Challenge |
Look through the material below. Copy every line with the string "damaged" in it.

Dataset rows |
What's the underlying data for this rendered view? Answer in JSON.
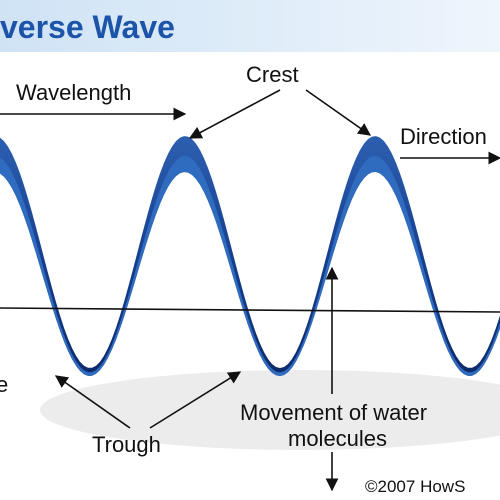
{
  "header": {
    "title": "verse Wave"
  },
  "labels": {
    "wavelength": "Wavelength",
    "crest": "Crest",
    "direction": "Direction",
    "left_cut": "e",
    "trough": "Trough",
    "movement": [
      "Movement of water",
      "molecules"
    ],
    "copyright": "©2007 HowS"
  }
}
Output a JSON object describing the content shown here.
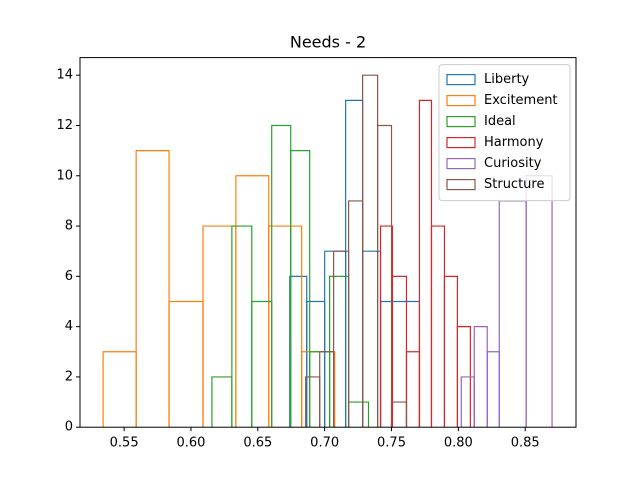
{
  "chart_data": {
    "type": "histogram",
    "title": "Needs - 2",
    "xlim": [
      0.517,
      0.888
    ],
    "ylim": [
      0,
      14.7
    ],
    "xticks": [
      0.55,
      {
        "value": 0.6,
        "label": "0.60"
      },
      0.65,
      {
        "value": 0.7,
        "label": "0.70"
      },
      0.75,
      {
        "value": 0.8,
        "label": "0.80"
      },
      0.85
    ],
    "yticks": [
      0,
      2,
      4,
      6,
      8,
      10,
      12,
      14
    ],
    "legend": "upper-right",
    "series": [
      {
        "name": "Liberty",
        "color": "#1f77b4",
        "bins": [
          0.6739,
          0.6866,
          0.7,
          0.7157,
          0.7284,
          0.7418,
          0.7709
        ],
        "values": [
          6,
          5,
          7,
          13,
          7,
          5
        ]
      },
      {
        "name": "Excitement",
        "color": "#ff7f0e",
        "bins": [
          0.5343,
          0.559,
          0.5836,
          0.609,
          0.6336,
          0.6582,
          0.6828,
          0.7075
        ],
        "values": [
          3,
          11,
          5,
          8,
          10,
          8,
          3
        ]
      },
      {
        "name": "Ideal",
        "color": "#2ca02c",
        "bins": [
          0.6157,
          0.6306,
          0.6455,
          0.6604,
          0.6746,
          0.6888,
          0.7037,
          0.7179,
          0.7328
        ],
        "values": [
          2,
          8,
          5,
          12,
          11,
          3,
          6,
          1
        ]
      },
      {
        "name": "Harmony",
        "color": "#d62728",
        "bins": [
          0.7418,
          0.7507,
          0.7612,
          0.7709,
          0.7799,
          0.7896,
          0.7993,
          0.809
        ],
        "values": [
          8,
          6,
          3,
          13,
          8,
          6,
          4
        ]
      },
      {
        "name": "Curiosity",
        "color": "#9467bd",
        "bins": [
          0.8022,
          0.8119,
          0.8216,
          0.8306,
          0.8507,
          0.8701
        ],
        "values": [
          2,
          4,
          3,
          9,
          10
        ]
      },
      {
        "name": "Structure",
        "color": "#8c564b",
        "bins": [
          0.6858,
          0.6963,
          0.7067,
          0.7179,
          0.7284,
          0.7396,
          0.75,
          0.7612
        ],
        "values": [
          2,
          3,
          7,
          9,
          14,
          12,
          1
        ]
      }
    ]
  }
}
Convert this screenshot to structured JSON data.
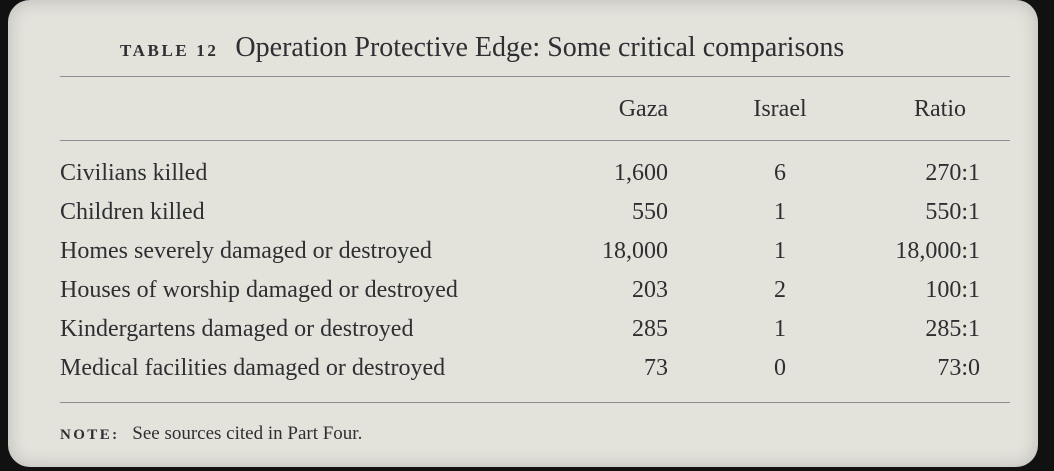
{
  "table": {
    "label": "TABLE 12",
    "title": "Operation Protective Edge: Some critical comparisons",
    "columns": [
      "Gaza",
      "Israel",
      "Ratio"
    ],
    "rows": [
      {
        "label": "Civilians killed",
        "gaza": "1,600",
        "israel": "6",
        "ratio": "270:1"
      },
      {
        "label": "Children killed",
        "gaza": "550",
        "israel": "1",
        "ratio": "550:1"
      },
      {
        "label": "Homes severely damaged or destroyed",
        "gaza": "18,000",
        "israel": "1",
        "ratio": "18,000:1"
      },
      {
        "label": "Houses of worship damaged or destroyed",
        "gaza": "203",
        "israel": "2",
        "ratio": "100:1"
      },
      {
        "label": "Kindergartens damaged or destroyed",
        "gaza": "285",
        "israel": "1",
        "ratio": "285:1"
      },
      {
        "label": "Medical facilities damaged or destroyed",
        "gaza": "73",
        "israel": "0",
        "ratio": "73:0"
      }
    ],
    "note_label": "NOTE:",
    "note_text": "See sources cited in Part Four."
  }
}
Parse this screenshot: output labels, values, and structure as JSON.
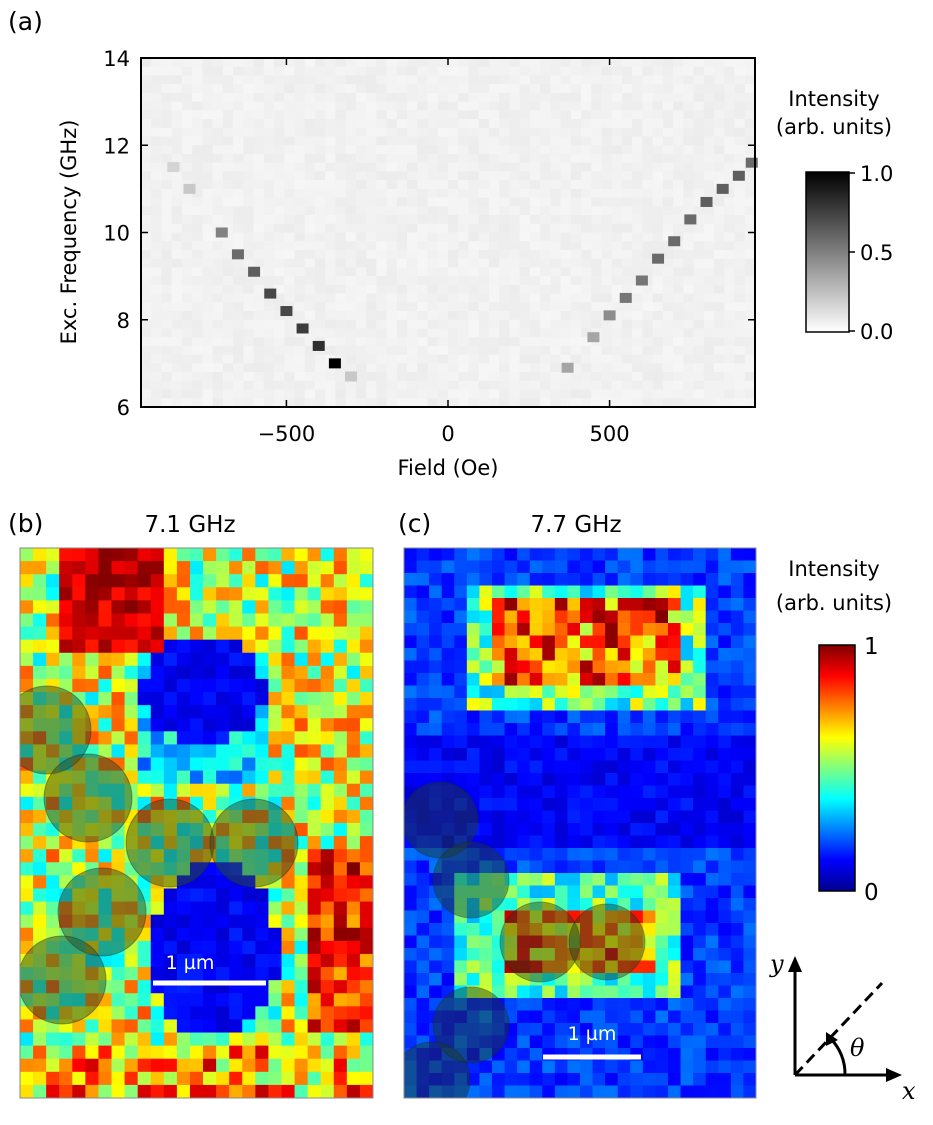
{
  "panels": {
    "a": {
      "label": "(a)"
    },
    "b": {
      "label": "(b)",
      "title": "7.1 GHz",
      "scalebar": "1 µm"
    },
    "c": {
      "label": "(c)",
      "title": "7.7 GHz",
      "scalebar": "1 µm"
    }
  },
  "colorbar_top": {
    "title_line1": "Intensity",
    "title_line2": "(arb. units)",
    "ticks": [
      "1.0",
      "0.5",
      "0.0"
    ],
    "colormap": "gray_r"
  },
  "colorbar_bottom": {
    "title_line1": "Intensity",
    "title_line2": "(arb. units)",
    "ticks": [
      "1",
      "0"
    ],
    "colormap": "jet"
  },
  "axes_inset": {
    "x_label": "x",
    "y_label": "y",
    "angle_label": "θ"
  },
  "chart_data": [
    {
      "type": "heatmap",
      "panel": "a",
      "xlabel": "Field (Oe)",
      "ylabel": "Exc. Frequency (GHz)",
      "xlim": [
        -950,
        950
      ],
      "ylim": [
        6,
        14
      ],
      "xticks": [
        -500,
        0,
        500
      ],
      "xtick_labels": [
        "−500",
        "0",
        "500"
      ],
      "yticks": [
        6,
        8,
        10,
        12,
        14
      ],
      "zlim": [
        0,
        1
      ],
      "branches": [
        {
          "name": "",
          "points": [
            {
              "field": -850,
              "freq": 11.5,
              "intensity": 0.1
            },
            {
              "field": -800,
              "freq": 11.0,
              "intensity": 0.15
            },
            {
              "field": -700,
              "freq": 10.0,
              "intensity": 0.45
            },
            {
              "field": -650,
              "freq": 9.5,
              "intensity": 0.55
            },
            {
              "field": -600,
              "freq": 9.1,
              "intensity": 0.6
            },
            {
              "field": -550,
              "freq": 8.6,
              "intensity": 0.7
            },
            {
              "field": -500,
              "freq": 8.2,
              "intensity": 0.7
            },
            {
              "field": -450,
              "freq": 7.8,
              "intensity": 0.75
            },
            {
              "field": -400,
              "freq": 7.4,
              "intensity": 0.8
            },
            {
              "field": -350,
              "freq": 7.0,
              "intensity": 1.0
            },
            {
              "field": -300,
              "freq": 6.7,
              "intensity": 0.15
            }
          ]
        },
        {
          "name": "",
          "points": [
            {
              "field": 370,
              "freq": 6.9,
              "intensity": 0.3
            },
            {
              "field": 450,
              "freq": 7.6,
              "intensity": 0.3
            },
            {
              "field": 500,
              "freq": 8.1,
              "intensity": 0.4
            },
            {
              "field": 550,
              "freq": 8.5,
              "intensity": 0.5
            },
            {
              "field": 600,
              "freq": 8.9,
              "intensity": 0.5
            },
            {
              "field": 650,
              "freq": 9.4,
              "intensity": 0.55
            },
            {
              "field": 700,
              "freq": 9.8,
              "intensity": 0.55
            },
            {
              "field": 750,
              "freq": 10.3,
              "intensity": 0.55
            },
            {
              "field": 800,
              "freq": 10.7,
              "intensity": 0.6
            },
            {
              "field": 850,
              "freq": 11.0,
              "intensity": 0.6
            },
            {
              "field": 900,
              "freq": 11.3,
              "intensity": 0.6
            },
            {
              "field": 940,
              "freq": 11.6,
              "intensity": 0.55
            }
          ]
        }
      ]
    }
  ]
}
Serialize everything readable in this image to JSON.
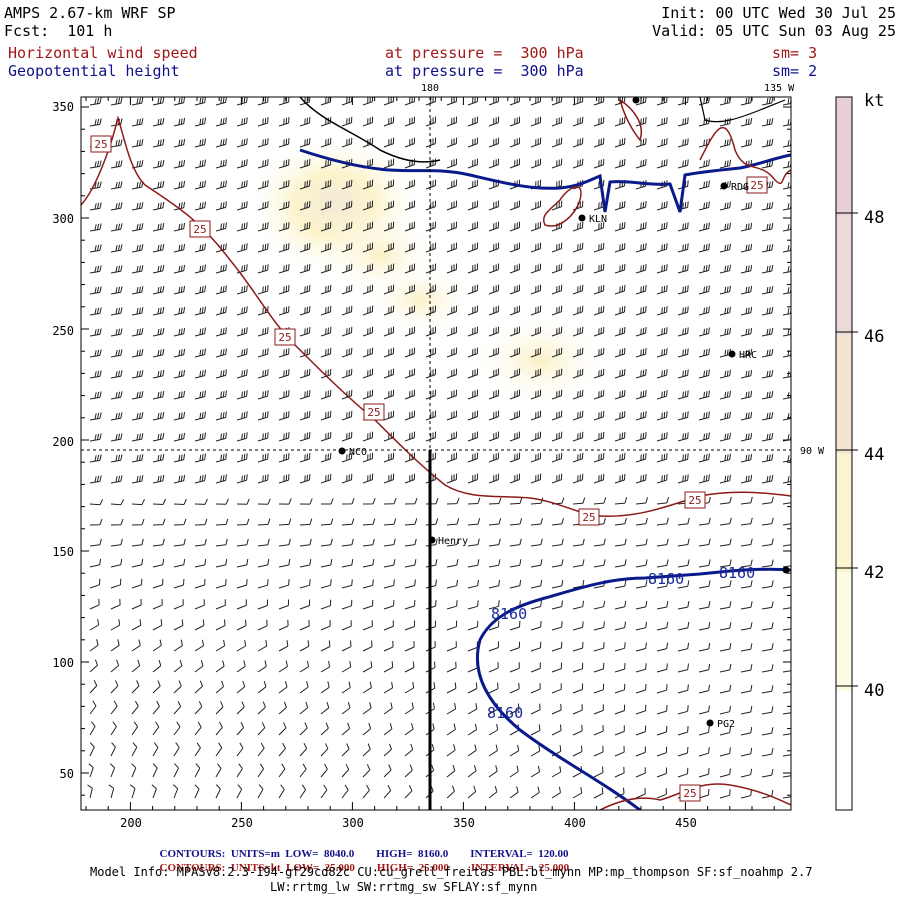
{
  "header": {
    "title": "AMPS 2.67-km WRF SP",
    "forecast": "Fcst:  101 h",
    "init": "Init: 00 UTC Wed 30 Jul 25",
    "valid": "Valid: 05 UTC Sun 03 Aug 25",
    "field1_name": "Horizontal wind speed",
    "field1_level": "at pressure =  300 hPa",
    "field1_sm": "sm= 3",
    "field2_name": "Geopotential height",
    "field2_level": "at pressure =  300 hPa",
    "field2_sm": "sm= 2"
  },
  "map": {
    "lon_labels": [
      "180",
      "135 W",
      "90 W"
    ],
    "x_ticks": [
      "200",
      "250",
      "300",
      "350",
      "400",
      "450"
    ],
    "y_ticks": [
      "350",
      "300",
      "250",
      "200",
      "150",
      "100",
      "50"
    ],
    "stations": [
      "NCO",
      "Henry",
      "KLN",
      "RDG",
      "HRC",
      "PG2"
    ],
    "contour_labels": [
      "8160",
      "25"
    ],
    "colors": {
      "wind_contour": "#8b1a1a",
      "height_contour": "#0a1a8a",
      "fill_light": "#fbf6c8",
      "fill_mid": "#f5e6b8"
    }
  },
  "colorbar": {
    "unit": "kt",
    "labels": [
      "48",
      "46",
      "44",
      "42",
      "40"
    ],
    "colors": [
      "#ffffff",
      "#fdfbe3",
      "#faf4cf",
      "#f3e5d3",
      "#eadbd8",
      "#e6cfd6"
    ]
  },
  "footer": {
    "row1": [
      {
        "key": "CONTOURS:",
        "val": "UNITS=m"
      },
      {
        "key": "LOW=",
        "val": "8040.0"
      },
      {
        "key": "HIGH=",
        "val": "8160.0"
      },
      {
        "key": "INTERVAL=",
        "val": "120.00"
      }
    ],
    "row2": [
      {
        "key": "CONTOURS:",
        "val": "UNITS=kt"
      },
      {
        "key": "LOW=",
        "val": "25.000"
      },
      {
        "key": "HIGH=",
        "val": "25.000"
      },
      {
        "key": "INTERVAL=",
        "val": "25.000"
      }
    ],
    "model_info": "Model Info: MPASv8.2.3-194-gf29cd82c CU:cu_grell_freitas PBL:bl_mynn MP:mp_thompson SF:sf_noahmp 2.7",
    "model_info2": "LW:rrtmg_lw SW:rrtmg_sw SFLAY:sf_mynn"
  }
}
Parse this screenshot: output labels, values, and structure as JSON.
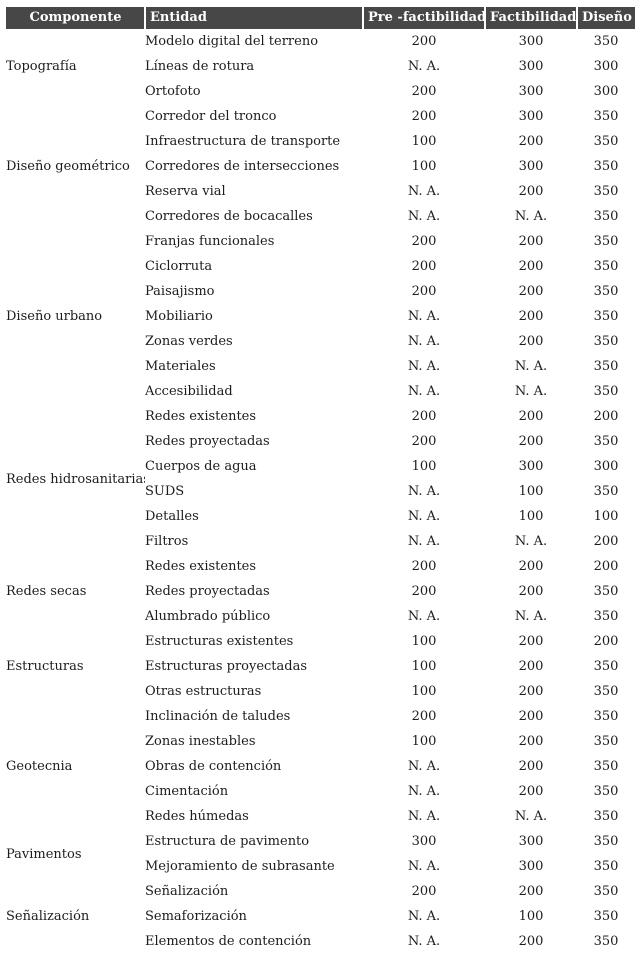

Solution to the problem |
        "label": "Homes severely damaged or destroyed",
        "label": "Houses of worship damaged or destroyed",
        "label": "Kindergartens damaged or destroyed",
        "label": "Medical facilities damaged or destroyed",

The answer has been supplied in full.